# STATED TASK
Locate the word "different" in the material, then show every line that holds it.

# SUPPLIED ENTRIES
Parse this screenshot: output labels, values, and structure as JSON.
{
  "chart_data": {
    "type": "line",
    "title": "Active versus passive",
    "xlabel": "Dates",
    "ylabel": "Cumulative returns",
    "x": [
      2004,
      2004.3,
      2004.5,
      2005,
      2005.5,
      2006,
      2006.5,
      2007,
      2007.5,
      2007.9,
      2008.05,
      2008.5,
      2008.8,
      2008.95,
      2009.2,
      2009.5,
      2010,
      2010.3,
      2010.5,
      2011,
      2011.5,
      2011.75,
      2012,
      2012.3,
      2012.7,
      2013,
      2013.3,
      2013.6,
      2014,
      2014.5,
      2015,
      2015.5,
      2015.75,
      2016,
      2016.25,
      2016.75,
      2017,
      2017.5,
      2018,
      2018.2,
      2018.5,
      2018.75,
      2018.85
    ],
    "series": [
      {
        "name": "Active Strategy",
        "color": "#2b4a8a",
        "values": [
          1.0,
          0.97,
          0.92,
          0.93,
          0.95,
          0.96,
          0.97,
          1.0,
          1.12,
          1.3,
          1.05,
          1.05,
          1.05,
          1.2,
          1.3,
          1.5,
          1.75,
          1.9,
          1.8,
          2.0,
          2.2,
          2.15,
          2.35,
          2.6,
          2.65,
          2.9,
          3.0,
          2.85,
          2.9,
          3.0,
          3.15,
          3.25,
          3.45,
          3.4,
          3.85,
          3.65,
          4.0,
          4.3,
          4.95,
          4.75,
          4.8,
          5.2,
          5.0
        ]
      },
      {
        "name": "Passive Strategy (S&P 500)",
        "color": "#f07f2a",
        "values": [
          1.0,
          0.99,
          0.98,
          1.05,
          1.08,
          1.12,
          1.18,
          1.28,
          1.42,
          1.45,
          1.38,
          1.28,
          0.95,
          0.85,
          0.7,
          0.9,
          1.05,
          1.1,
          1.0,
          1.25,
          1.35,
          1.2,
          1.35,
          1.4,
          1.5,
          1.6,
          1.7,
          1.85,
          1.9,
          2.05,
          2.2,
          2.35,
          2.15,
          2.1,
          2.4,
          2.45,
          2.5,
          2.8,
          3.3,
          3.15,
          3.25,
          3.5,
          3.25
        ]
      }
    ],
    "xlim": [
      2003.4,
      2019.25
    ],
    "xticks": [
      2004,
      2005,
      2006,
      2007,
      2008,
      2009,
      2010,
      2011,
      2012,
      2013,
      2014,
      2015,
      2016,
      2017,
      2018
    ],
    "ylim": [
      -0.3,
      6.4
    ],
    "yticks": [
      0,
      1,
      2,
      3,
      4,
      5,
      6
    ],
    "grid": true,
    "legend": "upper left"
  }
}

--

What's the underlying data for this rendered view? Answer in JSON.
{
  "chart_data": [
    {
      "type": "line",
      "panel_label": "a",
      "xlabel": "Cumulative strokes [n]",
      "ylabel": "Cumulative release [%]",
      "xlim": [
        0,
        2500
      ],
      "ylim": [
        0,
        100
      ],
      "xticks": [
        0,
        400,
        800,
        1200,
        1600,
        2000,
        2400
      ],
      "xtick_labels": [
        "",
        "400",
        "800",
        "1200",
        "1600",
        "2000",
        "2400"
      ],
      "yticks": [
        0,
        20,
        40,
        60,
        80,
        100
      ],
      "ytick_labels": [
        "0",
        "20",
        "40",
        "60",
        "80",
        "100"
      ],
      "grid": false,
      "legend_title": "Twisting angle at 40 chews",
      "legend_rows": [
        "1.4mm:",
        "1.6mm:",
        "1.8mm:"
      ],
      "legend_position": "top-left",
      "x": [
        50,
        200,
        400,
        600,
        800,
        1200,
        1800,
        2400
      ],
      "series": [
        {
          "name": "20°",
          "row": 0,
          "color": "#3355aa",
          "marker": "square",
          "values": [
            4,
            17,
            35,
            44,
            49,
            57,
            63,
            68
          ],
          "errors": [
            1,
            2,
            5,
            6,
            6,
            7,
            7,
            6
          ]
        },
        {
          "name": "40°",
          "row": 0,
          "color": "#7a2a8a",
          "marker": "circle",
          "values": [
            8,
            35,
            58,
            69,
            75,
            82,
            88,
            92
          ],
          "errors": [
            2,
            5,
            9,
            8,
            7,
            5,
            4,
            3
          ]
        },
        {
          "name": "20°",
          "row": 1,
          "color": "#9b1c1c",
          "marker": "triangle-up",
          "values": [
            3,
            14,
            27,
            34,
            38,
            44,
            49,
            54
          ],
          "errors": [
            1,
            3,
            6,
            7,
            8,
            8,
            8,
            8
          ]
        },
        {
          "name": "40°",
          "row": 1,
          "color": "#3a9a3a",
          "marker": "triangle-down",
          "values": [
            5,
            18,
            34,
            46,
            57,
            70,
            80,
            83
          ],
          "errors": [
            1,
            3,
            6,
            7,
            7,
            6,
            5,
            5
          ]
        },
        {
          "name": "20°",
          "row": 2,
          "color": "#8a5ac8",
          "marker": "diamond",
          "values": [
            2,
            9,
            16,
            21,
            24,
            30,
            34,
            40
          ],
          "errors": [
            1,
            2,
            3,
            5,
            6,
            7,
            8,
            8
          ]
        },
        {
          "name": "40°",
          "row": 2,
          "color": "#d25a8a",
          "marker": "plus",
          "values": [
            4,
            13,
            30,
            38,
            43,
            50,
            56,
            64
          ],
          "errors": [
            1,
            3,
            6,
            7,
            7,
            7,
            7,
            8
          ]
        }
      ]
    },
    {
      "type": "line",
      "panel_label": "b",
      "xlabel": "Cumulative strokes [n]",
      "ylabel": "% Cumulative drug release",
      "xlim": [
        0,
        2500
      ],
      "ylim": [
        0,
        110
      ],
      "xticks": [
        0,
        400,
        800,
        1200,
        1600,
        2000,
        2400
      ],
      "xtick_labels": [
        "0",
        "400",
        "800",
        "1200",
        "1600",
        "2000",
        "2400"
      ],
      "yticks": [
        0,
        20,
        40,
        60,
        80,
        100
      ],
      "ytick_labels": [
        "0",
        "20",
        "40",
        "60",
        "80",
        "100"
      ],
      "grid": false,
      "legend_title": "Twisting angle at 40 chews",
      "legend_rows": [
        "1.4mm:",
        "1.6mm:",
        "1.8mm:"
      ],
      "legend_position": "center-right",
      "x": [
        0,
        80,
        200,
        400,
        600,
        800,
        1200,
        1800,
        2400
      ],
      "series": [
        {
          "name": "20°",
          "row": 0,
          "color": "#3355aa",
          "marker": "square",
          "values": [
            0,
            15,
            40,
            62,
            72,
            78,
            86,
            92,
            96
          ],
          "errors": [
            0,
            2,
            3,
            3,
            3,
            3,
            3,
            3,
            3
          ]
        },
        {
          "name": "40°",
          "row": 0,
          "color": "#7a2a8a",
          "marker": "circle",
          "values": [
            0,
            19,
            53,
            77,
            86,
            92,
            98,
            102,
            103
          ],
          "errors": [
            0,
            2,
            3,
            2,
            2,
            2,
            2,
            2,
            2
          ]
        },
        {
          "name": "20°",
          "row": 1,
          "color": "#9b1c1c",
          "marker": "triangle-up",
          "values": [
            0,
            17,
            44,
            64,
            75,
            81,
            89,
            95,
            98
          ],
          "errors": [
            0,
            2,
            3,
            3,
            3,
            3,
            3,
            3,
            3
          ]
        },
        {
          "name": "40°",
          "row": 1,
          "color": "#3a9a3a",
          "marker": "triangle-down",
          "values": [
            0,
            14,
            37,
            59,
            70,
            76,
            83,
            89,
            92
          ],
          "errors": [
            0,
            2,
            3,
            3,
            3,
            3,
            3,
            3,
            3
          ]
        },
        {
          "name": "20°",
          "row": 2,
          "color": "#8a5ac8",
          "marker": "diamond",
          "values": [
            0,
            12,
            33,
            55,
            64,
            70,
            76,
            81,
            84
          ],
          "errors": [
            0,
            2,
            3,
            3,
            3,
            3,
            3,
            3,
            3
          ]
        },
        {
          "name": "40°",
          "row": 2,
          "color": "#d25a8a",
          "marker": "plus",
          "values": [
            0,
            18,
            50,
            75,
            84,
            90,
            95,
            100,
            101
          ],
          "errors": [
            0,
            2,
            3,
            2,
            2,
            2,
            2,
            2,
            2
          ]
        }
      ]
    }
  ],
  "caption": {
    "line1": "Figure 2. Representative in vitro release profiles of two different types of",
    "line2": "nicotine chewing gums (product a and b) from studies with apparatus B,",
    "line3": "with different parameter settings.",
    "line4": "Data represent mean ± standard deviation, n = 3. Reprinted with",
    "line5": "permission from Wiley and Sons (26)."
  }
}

# SOLUTION TO THIS EXERCISE
    "line1": "Figure 2. Representative in vitro release profiles of two different types of",
    "line3": "with different parameter settings.",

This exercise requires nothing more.